TASK BRIEF: Write out the entire listing below exactly as it appears, minus any pictures.

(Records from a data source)

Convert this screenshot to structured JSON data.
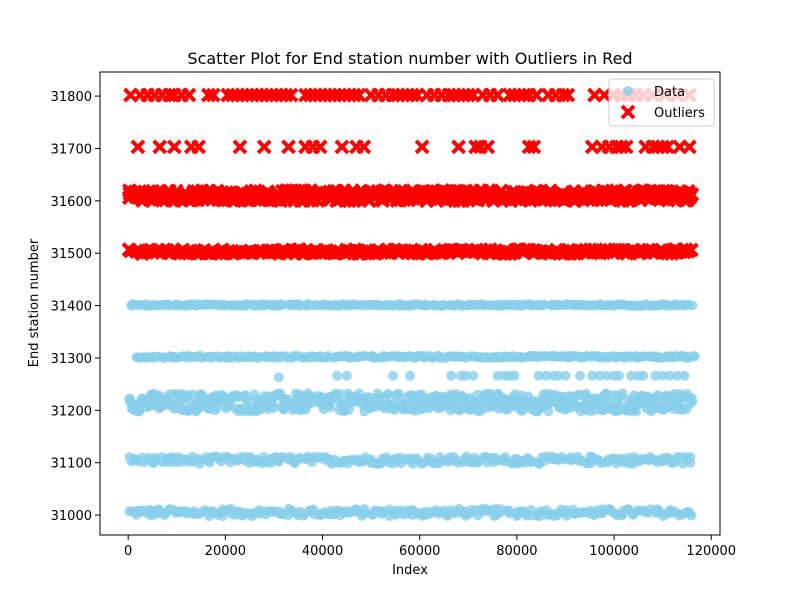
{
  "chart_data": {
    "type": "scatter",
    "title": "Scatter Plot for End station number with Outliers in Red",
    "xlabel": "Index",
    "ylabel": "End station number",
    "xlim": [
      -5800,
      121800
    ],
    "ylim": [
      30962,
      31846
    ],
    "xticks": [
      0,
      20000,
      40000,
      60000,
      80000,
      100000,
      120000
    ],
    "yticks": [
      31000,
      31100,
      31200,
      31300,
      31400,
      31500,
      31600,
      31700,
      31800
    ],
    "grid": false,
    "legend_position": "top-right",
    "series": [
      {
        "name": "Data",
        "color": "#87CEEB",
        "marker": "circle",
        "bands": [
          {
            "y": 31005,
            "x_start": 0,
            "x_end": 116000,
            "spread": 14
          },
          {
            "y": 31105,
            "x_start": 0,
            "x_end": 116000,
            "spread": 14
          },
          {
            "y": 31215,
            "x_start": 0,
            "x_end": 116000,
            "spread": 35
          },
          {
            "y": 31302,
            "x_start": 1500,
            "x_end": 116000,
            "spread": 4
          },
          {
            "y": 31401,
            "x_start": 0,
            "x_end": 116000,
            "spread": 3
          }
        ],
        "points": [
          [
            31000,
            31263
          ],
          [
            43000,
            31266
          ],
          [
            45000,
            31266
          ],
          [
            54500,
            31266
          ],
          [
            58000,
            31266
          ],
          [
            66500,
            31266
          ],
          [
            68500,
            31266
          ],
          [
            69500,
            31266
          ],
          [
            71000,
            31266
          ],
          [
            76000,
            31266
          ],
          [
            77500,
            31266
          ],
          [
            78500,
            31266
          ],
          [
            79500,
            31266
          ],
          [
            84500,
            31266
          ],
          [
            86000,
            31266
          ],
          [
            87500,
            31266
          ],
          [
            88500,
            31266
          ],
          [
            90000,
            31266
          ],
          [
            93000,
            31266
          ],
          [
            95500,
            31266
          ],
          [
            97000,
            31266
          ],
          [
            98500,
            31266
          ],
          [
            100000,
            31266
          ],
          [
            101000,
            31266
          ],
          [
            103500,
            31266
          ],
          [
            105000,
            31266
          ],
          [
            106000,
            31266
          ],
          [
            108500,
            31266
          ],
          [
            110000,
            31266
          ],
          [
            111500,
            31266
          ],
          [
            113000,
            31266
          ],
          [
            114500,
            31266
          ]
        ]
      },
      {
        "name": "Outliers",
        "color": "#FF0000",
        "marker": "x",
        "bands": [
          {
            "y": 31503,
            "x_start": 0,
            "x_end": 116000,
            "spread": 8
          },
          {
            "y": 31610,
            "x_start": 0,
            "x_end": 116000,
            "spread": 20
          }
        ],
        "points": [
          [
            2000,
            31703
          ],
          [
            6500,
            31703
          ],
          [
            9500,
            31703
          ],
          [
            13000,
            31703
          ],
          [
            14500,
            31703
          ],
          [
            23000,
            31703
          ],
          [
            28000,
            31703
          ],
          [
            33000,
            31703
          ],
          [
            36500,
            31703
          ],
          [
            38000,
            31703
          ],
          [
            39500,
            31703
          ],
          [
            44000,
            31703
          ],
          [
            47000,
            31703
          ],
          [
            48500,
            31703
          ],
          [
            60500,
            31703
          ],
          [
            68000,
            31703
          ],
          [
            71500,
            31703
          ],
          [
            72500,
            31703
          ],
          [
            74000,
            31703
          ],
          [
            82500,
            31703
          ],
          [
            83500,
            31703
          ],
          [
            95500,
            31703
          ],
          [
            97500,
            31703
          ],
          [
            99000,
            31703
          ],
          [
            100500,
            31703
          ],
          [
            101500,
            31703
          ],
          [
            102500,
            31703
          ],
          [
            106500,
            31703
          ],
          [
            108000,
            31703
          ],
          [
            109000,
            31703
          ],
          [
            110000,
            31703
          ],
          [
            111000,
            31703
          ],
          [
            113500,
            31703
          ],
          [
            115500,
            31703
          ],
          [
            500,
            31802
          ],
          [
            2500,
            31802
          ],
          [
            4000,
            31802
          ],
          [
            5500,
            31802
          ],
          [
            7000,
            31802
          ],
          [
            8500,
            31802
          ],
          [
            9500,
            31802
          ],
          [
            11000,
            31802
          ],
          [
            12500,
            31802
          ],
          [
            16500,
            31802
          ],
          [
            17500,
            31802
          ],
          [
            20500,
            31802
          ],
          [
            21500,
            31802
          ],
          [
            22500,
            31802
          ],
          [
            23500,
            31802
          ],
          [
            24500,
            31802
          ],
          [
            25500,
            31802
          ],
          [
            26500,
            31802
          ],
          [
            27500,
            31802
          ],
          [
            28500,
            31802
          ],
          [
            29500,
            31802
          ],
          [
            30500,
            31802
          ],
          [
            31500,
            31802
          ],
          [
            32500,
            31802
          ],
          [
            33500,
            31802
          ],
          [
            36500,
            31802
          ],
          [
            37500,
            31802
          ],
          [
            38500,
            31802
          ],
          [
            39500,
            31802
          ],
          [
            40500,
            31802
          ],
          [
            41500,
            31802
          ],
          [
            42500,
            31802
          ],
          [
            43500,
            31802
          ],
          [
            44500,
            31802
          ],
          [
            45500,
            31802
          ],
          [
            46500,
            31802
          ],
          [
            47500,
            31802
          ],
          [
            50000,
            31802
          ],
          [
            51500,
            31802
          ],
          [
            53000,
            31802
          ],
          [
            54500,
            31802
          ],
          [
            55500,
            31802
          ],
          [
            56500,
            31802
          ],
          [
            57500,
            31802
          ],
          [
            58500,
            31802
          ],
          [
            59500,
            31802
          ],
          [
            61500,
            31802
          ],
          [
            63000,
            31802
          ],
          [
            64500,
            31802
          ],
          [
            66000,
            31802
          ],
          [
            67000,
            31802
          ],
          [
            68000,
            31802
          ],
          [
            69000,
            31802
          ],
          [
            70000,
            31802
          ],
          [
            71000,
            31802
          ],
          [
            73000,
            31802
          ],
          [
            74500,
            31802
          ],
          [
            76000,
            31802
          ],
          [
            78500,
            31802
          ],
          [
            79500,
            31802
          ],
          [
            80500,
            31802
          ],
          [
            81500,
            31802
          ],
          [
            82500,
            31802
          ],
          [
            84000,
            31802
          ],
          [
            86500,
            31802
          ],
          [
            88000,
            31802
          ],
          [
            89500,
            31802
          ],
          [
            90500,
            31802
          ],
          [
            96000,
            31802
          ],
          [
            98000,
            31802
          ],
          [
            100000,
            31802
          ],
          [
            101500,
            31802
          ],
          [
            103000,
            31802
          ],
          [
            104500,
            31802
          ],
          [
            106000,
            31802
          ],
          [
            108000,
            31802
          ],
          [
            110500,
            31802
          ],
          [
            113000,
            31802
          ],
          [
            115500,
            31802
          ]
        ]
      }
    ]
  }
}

EXERCISE OUTPUT:
Convert this screenshot to structured JSON data.
{
  "chart_data": {
    "type": "scatter",
    "title": "Scatter Plot for End station number with Outliers in Red",
    "xlabel": "Index",
    "ylabel": "End station number",
    "xlim": [
      -5800,
      121800
    ],
    "ylim": [
      30962,
      31846
    ],
    "xticks": [
      0,
      20000,
      40000,
      60000,
      80000,
      100000,
      120000
    ],
    "yticks": [
      31000,
      31100,
      31200,
      31300,
      31400,
      31500,
      31600,
      31700,
      31800
    ],
    "grid": false,
    "legend_position": "top-right",
    "series": [
      {
        "name": "Data",
        "color": "#87CEEB",
        "marker": "circle",
        "bands": [
          {
            "y": 31005,
            "x_start": 0,
            "x_end": 116000,
            "spread": 14
          },
          {
            "y": 31105,
            "x_start": 0,
            "x_end": 116000,
            "spread": 14
          },
          {
            "y": 31215,
            "x_start": 0,
            "x_end": 116000,
            "spread": 35
          },
          {
            "y": 31302,
            "x_start": 1500,
            "x_end": 116000,
            "spread": 4
          },
          {
            "y": 31401,
            "x_start": 0,
            "x_end": 116000,
            "spread": 3
          }
        ],
        "points": [
          [
            31000,
            31263
          ],
          [
            43000,
            31266
          ],
          [
            45000,
            31266
          ],
          [
            54500,
            31266
          ],
          [
            58000,
            31266
          ],
          [
            66500,
            31266
          ],
          [
            68500,
            31266
          ],
          [
            69500,
            31266
          ],
          [
            71000,
            31266
          ],
          [
            76000,
            31266
          ],
          [
            77500,
            31266
          ],
          [
            78500,
            31266
          ],
          [
            79500,
            31266
          ],
          [
            84500,
            31266
          ],
          [
            86000,
            31266
          ],
          [
            87500,
            31266
          ],
          [
            88500,
            31266
          ],
          [
            90000,
            31266
          ],
          [
            93000,
            31266
          ],
          [
            95500,
            31266
          ],
          [
            97000,
            31266
          ],
          [
            98500,
            31266
          ],
          [
            100000,
            31266
          ],
          [
            101000,
            31266
          ],
          [
            103500,
            31266
          ],
          [
            105000,
            31266
          ],
          [
            106000,
            31266
          ],
          [
            108500,
            31266
          ],
          [
            110000,
            31266
          ],
          [
            111500,
            31266
          ],
          [
            113000,
            31266
          ],
          [
            114500,
            31266
          ]
        ]
      },
      {
        "name": "Outliers",
        "color": "#FF0000",
        "marker": "x",
        "bands": [
          {
            "y": 31503,
            "x_start": 0,
            "x_end": 116000,
            "spread": 8
          },
          {
            "y": 31610,
            "x_start": 0,
            "x_end": 116000,
            "spread": 20
          }
        ],
        "points": [
          [
            2000,
            31703
          ],
          [
            6500,
            31703
          ],
          [
            9500,
            31703
          ],
          [
            13000,
            31703
          ],
          [
            14500,
            31703
          ],
          [
            23000,
            31703
          ],
          [
            28000,
            31703
          ],
          [
            33000,
            31703
          ],
          [
            36500,
            31703
          ],
          [
            38000,
            31703
          ],
          [
            39500,
            31703
          ],
          [
            44000,
            31703
          ],
          [
            47000,
            31703
          ],
          [
            48500,
            31703
          ],
          [
            60500,
            31703
          ],
          [
            68000,
            31703
          ],
          [
            71500,
            31703
          ],
          [
            72500,
            31703
          ],
          [
            74000,
            31703
          ],
          [
            82500,
            31703
          ],
          [
            83500,
            31703
          ],
          [
            95500,
            31703
          ],
          [
            97500,
            31703
          ],
          [
            99000,
            31703
          ],
          [
            100500,
            31703
          ],
          [
            101500,
            31703
          ],
          [
            102500,
            31703
          ],
          [
            106500,
            31703
          ],
          [
            108000,
            31703
          ],
          [
            109000,
            31703
          ],
          [
            110000,
            31703
          ],
          [
            111000,
            31703
          ],
          [
            113500,
            31703
          ],
          [
            115500,
            31703
          ],
          [
            500,
            31802
          ],
          [
            2500,
            31802
          ],
          [
            4000,
            31802
          ],
          [
            5500,
            31802
          ],
          [
            7000,
            31802
          ],
          [
            8500,
            31802
          ],
          [
            9500,
            31802
          ],
          [
            11000,
            31802
          ],
          [
            12500,
            31802
          ],
          [
            16500,
            31802
          ],
          [
            17500,
            31802
          ],
          [
            20500,
            31802
          ],
          [
            21500,
            31802
          ],
          [
            22500,
            31802
          ],
          [
            23500,
            31802
          ],
          [
            24500,
            31802
          ],
          [
            25500,
            31802
          ],
          [
            26500,
            31802
          ],
          [
            27500,
            31802
          ],
          [
            28500,
            31802
          ],
          [
            29500,
            31802
          ],
          [
            30500,
            31802
          ],
          [
            31500,
            31802
          ],
          [
            32500,
            31802
          ],
          [
            33500,
            31802
          ],
          [
            36500,
            31802
          ],
          [
            37500,
            31802
          ],
          [
            38500,
            31802
          ],
          [
            39500,
            31802
          ],
          [
            40500,
            31802
          ],
          [
            41500,
            31802
          ],
          [
            42500,
            31802
          ],
          [
            43500,
            31802
          ],
          [
            44500,
            31802
          ],
          [
            45500,
            31802
          ],
          [
            46500,
            31802
          ],
          [
            47500,
            31802
          ],
          [
            50000,
            31802
          ],
          [
            51500,
            31802
          ],
          [
            53000,
            31802
          ],
          [
            54500,
            31802
          ],
          [
            55500,
            31802
          ],
          [
            56500,
            31802
          ],
          [
            57500,
            31802
          ],
          [
            58500,
            31802
          ],
          [
            59500,
            31802
          ],
          [
            61500,
            31802
          ],
          [
            63000,
            31802
          ],
          [
            64500,
            31802
          ],
          [
            66000,
            31802
          ],
          [
            67000,
            31802
          ],
          [
            68000,
            31802
          ],
          [
            69000,
            31802
          ],
          [
            70000,
            31802
          ],
          [
            71000,
            31802
          ],
          [
            73000,
            31802
          ],
          [
            74500,
            31802
          ],
          [
            76000,
            31802
          ],
          [
            78500,
            31802
          ],
          [
            79500,
            31802
          ],
          [
            80500,
            31802
          ],
          [
            81500,
            31802
          ],
          [
            82500,
            31802
          ],
          [
            84000,
            31802
          ],
          [
            86500,
            31802
          ],
          [
            88000,
            31802
          ],
          [
            89500,
            31802
          ],
          [
            90500,
            31802
          ],
          [
            96000,
            31802
          ],
          [
            98000,
            31802
          ],
          [
            100000,
            31802
          ],
          [
            101500,
            31802
          ],
          [
            103000,
            31802
          ],
          [
            104500,
            31802
          ],
          [
            106000,
            31802
          ],
          [
            108000,
            31802
          ],
          [
            110500,
            31802
          ],
          [
            113000,
            31802
          ],
          [
            115500,
            31802
          ]
        ]
      }
    ]
  }
}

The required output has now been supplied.